══ EXTRACTED MATERIAL ══

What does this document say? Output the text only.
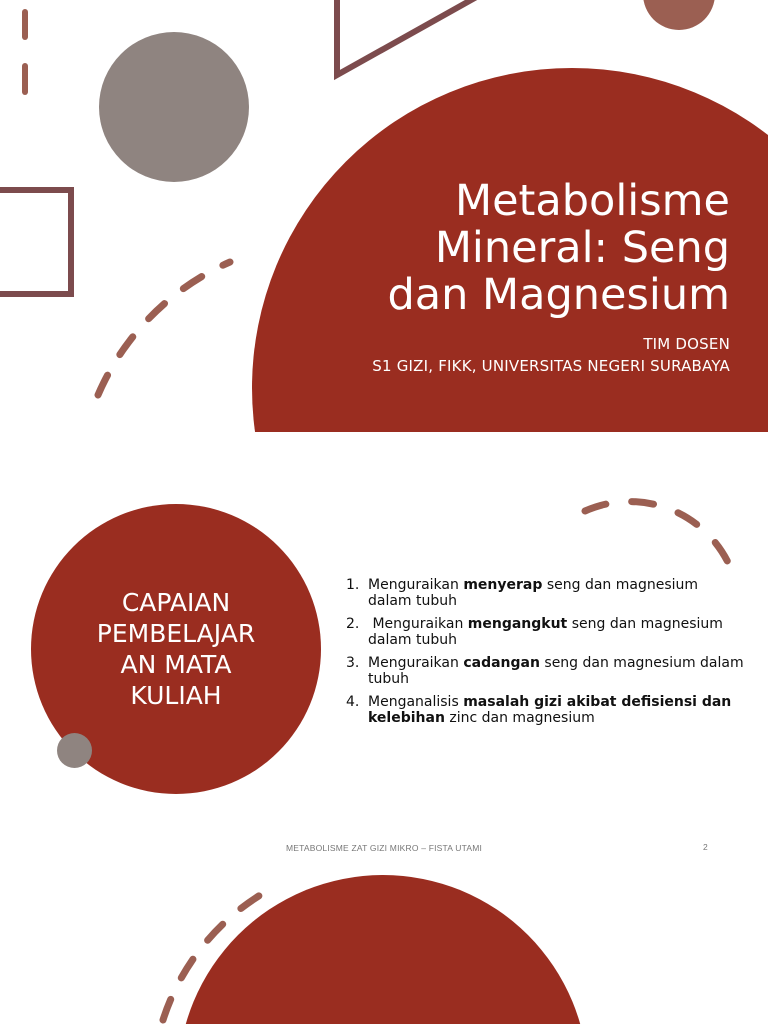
Metabolisme
Mineral: Seng
dan Magnesium
TIM DOSEN
S1 GIZI, FIKK, UNIVERSITAS NEGERI SURABAYA
CAPAIAN
PEMBELAJAR
AN MATA
KULIAH
1. Menguraikan menyerap seng dan magnesium dalam tubuh
2. Menguraikan mengangkut seng dan magnesium dalam tubuh
3. Menguraikan cadangan seng dan magnesium dalam tubuh
4. Menganalisis masalah gizi akibat defisiensi dan kelebihan zinc dan magnesium
METABOLISME ZAT GIZI MIKRO – FISTA UTAMI	2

═══

### PROBLEM TO WORK ON
Set down all the data again exactly as above, pictures excluded.

### CORRECT OUTPUT
What does this document say? Output the text only.
Metabolisme
Mineral: Seng
dan Magnesium
TIM DOSEN
S1 GIZI, FIKK, UNIVERSITAS NEGERI SURABAYA
CAPAIAN
PEMBELAJAR
AN MATA
KULIAH
1. Menguraikan menyerap seng dan magnesium dalam tubuh
2. Menguraikan mengangkut seng dan magnesium dalam tubuh
3. Menguraikan cadangan seng dan magnesium dalam tubuh
4. Menganalisis masalah gizi akibat defisiensi dan kelebihan zinc dan magnesium
METABOLISME ZAT GIZI MIKRO – FISTA UTAMI	2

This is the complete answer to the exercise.